== What you should do ==
Across the records that follow, count each line holding "professionals", and write only the total.
##### Data extract
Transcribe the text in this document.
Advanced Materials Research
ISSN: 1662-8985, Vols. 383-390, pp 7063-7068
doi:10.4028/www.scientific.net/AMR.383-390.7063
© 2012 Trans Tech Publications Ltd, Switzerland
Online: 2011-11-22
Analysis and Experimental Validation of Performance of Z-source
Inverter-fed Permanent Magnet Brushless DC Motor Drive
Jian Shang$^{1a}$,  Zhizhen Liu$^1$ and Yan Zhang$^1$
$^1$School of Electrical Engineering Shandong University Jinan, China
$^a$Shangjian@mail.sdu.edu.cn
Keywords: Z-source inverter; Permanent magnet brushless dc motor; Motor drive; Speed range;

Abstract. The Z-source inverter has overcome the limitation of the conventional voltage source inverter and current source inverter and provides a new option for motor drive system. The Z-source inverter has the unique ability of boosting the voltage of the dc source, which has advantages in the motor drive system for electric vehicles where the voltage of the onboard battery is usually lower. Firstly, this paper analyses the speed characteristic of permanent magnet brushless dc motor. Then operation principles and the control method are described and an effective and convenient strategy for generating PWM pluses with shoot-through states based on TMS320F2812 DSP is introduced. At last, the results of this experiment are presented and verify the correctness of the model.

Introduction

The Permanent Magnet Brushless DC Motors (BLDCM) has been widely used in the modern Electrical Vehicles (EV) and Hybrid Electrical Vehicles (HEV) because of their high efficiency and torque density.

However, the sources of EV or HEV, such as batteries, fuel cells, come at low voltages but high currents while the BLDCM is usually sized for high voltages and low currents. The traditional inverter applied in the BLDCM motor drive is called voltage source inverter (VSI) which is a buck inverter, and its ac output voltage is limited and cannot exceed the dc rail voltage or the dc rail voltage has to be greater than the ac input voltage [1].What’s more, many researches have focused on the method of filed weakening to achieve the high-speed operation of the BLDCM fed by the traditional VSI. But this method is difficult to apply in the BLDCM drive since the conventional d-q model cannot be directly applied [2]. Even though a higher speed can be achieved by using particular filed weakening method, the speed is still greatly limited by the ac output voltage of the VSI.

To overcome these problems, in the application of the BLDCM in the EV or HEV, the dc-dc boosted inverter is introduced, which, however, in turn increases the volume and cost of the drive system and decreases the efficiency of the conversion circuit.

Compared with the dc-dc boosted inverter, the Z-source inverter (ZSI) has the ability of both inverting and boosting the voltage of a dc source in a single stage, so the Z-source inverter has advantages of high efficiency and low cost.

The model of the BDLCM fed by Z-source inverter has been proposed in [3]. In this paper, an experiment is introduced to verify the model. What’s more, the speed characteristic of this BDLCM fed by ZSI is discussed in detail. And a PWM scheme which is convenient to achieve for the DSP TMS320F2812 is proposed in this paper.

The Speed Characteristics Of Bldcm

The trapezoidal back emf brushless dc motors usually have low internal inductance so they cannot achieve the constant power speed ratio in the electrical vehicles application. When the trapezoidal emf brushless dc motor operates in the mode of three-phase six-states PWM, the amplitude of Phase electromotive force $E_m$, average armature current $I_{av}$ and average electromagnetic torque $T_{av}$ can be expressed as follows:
##########
##### Data extract
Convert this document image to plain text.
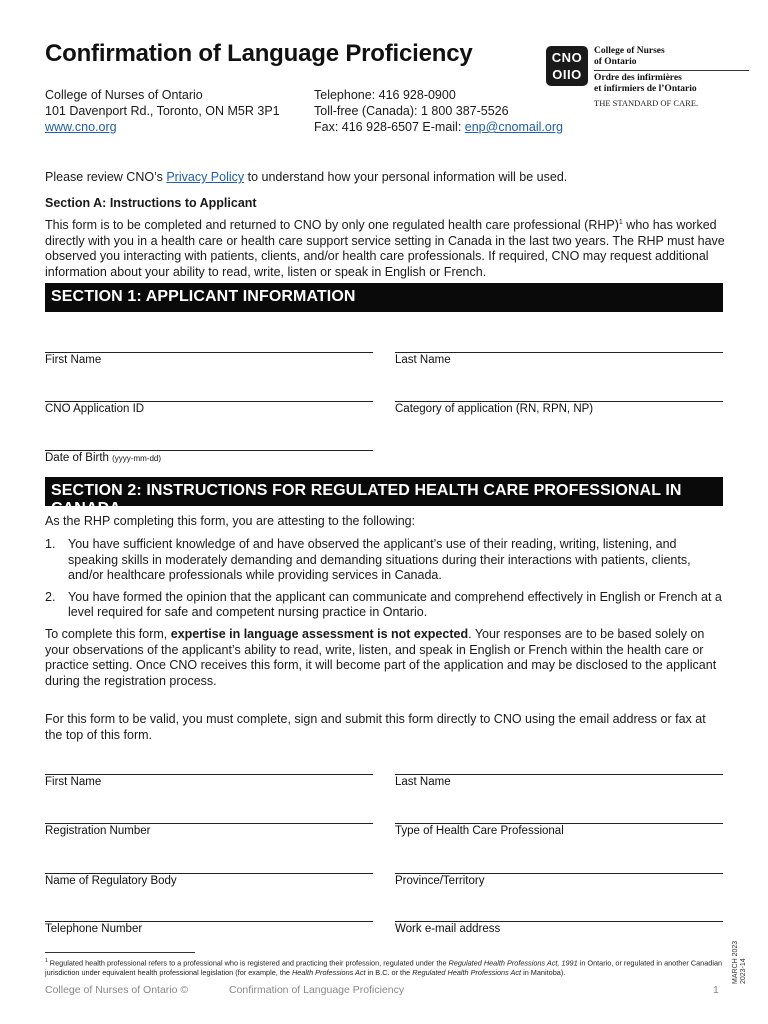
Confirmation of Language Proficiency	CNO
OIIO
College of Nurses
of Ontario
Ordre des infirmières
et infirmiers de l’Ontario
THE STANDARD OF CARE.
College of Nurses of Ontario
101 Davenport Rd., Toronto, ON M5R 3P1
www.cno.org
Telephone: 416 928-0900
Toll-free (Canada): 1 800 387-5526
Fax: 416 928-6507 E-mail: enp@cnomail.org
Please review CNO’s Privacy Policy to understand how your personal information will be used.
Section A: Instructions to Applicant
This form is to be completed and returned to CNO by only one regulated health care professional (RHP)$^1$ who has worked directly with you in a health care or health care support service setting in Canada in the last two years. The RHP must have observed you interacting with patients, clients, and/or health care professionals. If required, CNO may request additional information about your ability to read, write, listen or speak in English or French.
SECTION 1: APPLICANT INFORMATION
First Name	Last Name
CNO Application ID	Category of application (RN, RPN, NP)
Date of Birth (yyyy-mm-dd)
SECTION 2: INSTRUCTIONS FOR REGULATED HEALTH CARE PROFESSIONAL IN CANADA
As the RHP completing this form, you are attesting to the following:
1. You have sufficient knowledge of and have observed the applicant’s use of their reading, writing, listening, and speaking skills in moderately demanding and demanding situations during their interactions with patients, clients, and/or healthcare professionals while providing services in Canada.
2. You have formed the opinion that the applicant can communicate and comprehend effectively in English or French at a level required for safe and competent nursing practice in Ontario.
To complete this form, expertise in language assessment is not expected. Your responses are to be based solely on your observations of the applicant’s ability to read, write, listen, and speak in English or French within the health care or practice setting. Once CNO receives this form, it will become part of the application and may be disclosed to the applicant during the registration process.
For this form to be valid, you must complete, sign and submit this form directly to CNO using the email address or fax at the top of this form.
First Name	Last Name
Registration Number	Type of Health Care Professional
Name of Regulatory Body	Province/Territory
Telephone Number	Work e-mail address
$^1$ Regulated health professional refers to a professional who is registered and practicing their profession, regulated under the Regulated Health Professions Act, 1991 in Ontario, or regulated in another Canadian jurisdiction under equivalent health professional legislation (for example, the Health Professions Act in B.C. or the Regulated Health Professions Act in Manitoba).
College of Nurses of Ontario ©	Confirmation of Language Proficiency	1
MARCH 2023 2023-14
##########
== Response area ==
2